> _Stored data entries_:
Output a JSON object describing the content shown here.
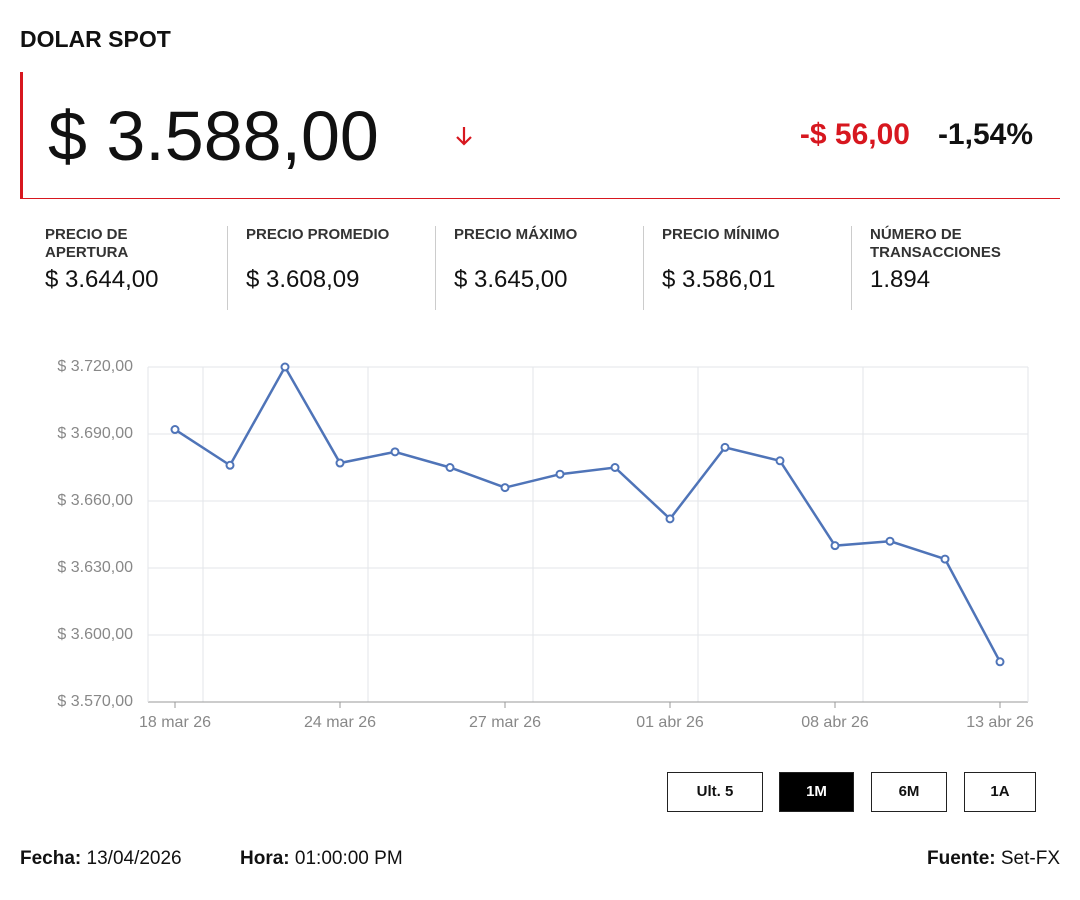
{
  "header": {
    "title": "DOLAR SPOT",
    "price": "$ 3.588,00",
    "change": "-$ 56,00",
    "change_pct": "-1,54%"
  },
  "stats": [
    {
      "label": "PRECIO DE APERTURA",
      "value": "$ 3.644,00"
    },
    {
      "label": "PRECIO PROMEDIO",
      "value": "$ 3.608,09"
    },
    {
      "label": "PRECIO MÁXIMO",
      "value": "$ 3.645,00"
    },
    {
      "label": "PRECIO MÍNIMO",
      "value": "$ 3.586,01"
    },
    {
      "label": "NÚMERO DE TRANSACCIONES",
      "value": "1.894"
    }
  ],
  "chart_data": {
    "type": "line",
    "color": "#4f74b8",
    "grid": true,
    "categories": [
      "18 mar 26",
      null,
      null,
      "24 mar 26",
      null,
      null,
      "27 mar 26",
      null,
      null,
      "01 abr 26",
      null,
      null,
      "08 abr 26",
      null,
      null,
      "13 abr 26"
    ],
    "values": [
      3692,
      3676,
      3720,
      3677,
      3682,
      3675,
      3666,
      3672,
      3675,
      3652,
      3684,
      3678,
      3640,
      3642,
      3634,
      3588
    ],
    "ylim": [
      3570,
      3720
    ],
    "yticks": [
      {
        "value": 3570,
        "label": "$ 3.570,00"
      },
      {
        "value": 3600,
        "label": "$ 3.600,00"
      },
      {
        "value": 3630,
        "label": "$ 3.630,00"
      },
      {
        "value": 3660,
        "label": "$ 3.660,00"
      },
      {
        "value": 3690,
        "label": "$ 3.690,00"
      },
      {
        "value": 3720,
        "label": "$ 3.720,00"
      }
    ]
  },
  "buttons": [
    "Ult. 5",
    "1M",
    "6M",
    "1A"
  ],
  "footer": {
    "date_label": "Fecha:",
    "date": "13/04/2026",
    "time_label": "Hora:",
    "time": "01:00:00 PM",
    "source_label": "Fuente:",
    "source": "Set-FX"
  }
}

...

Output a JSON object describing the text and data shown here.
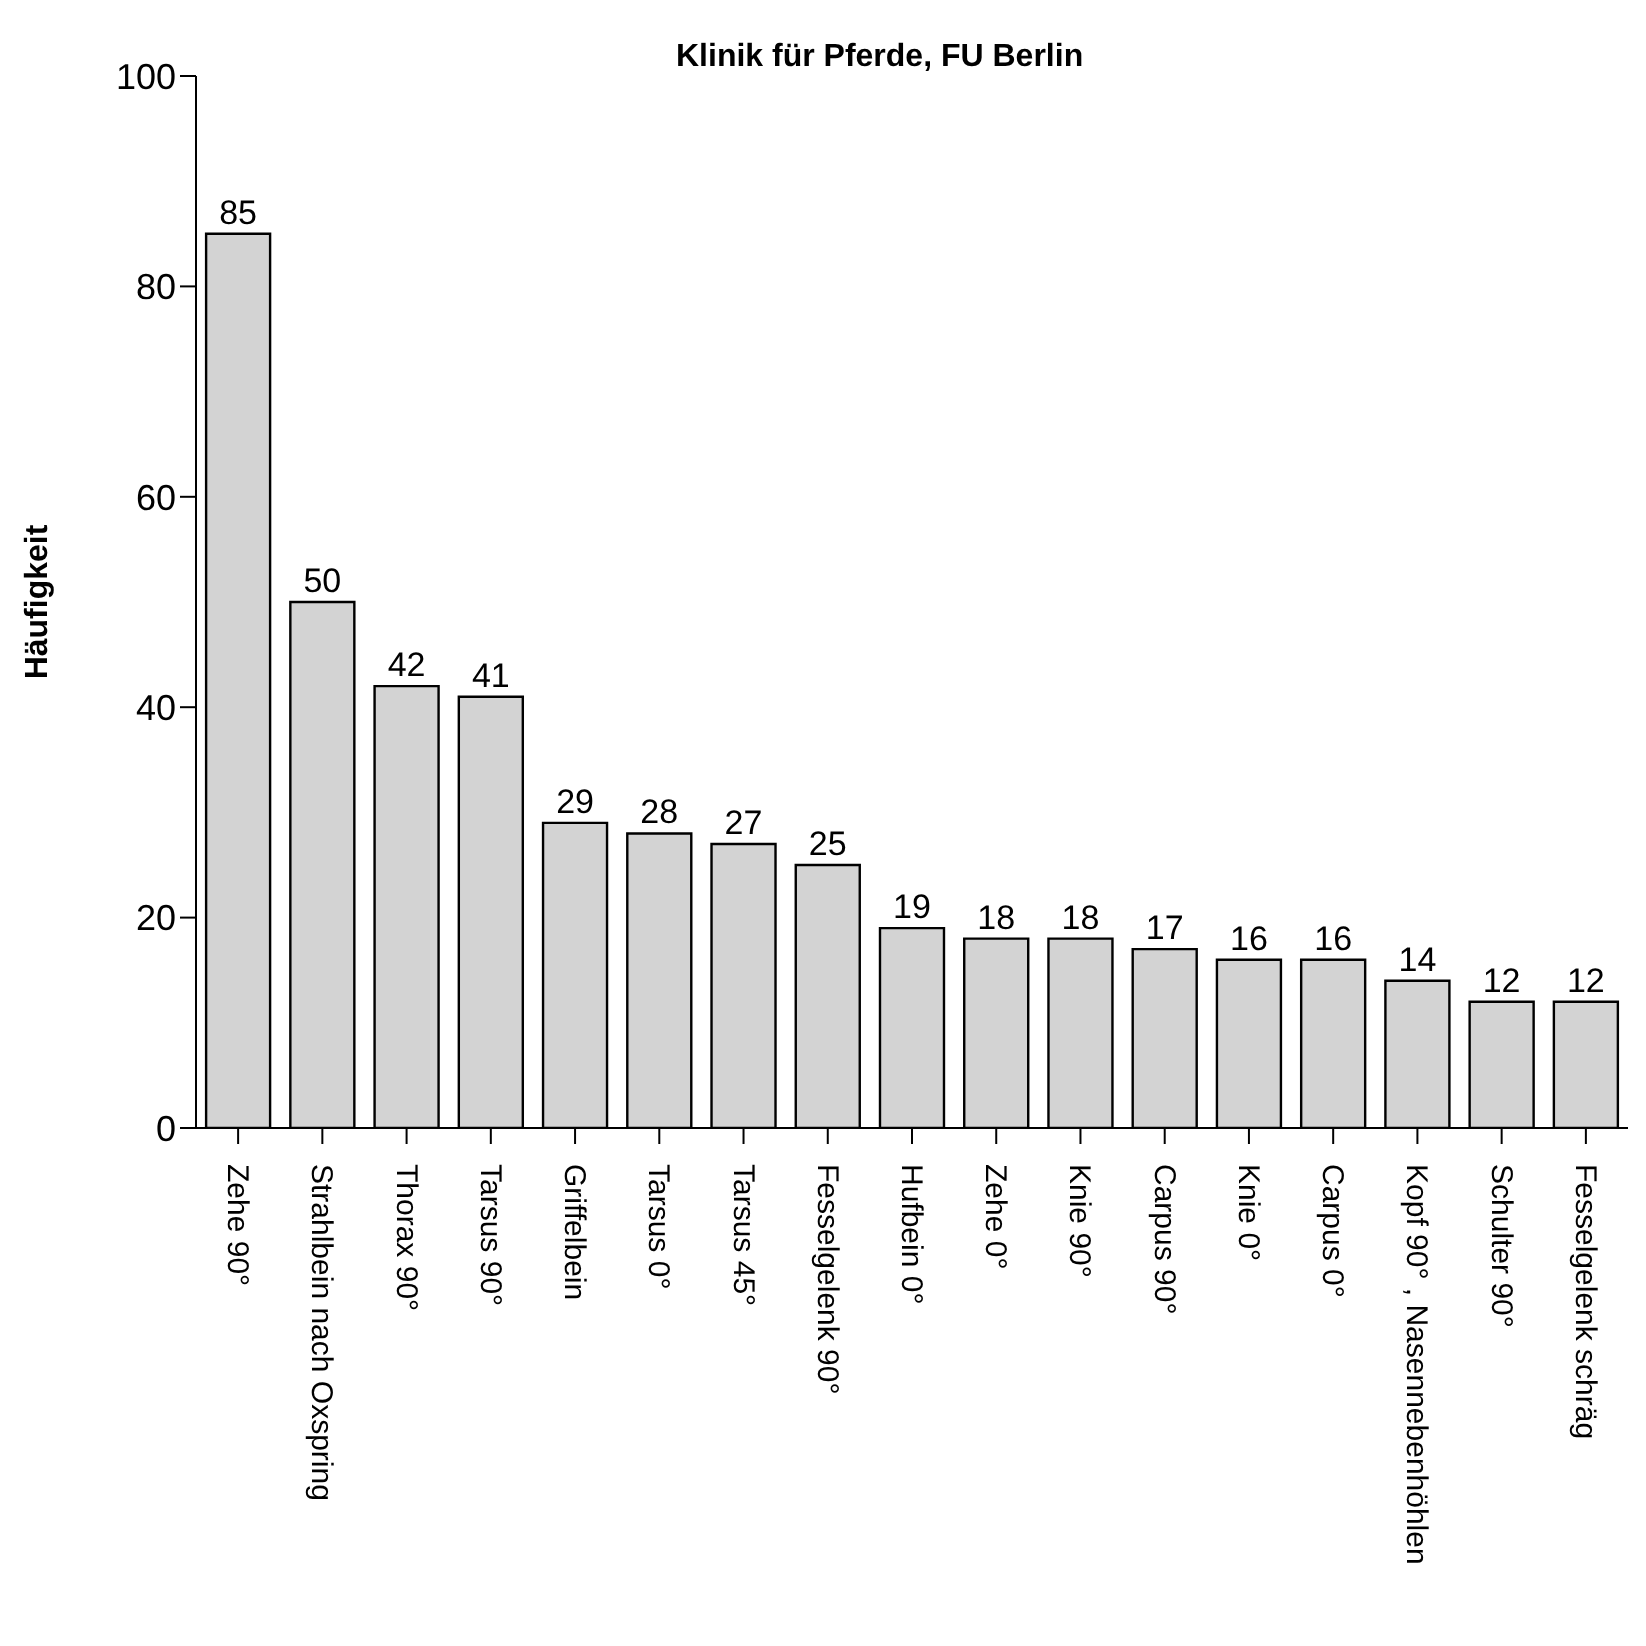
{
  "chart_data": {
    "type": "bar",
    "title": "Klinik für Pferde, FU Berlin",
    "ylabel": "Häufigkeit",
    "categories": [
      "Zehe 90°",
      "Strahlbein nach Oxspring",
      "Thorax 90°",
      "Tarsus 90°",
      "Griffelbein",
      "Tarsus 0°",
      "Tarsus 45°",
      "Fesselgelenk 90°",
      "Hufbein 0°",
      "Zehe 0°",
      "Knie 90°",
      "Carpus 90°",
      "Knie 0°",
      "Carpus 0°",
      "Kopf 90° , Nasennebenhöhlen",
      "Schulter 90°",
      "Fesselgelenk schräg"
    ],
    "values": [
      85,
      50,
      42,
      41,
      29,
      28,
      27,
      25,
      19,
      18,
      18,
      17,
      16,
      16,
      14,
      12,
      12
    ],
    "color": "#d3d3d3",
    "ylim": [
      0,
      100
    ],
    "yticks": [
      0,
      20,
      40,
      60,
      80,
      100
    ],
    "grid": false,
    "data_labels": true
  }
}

> _GOAL_:
Which lines in the data above contain "object"? Show each one.

> _EXERCISE OUTPUT_:
Output a JSON object describing the content shown here.
Output a JSON object describing the text and data shown here.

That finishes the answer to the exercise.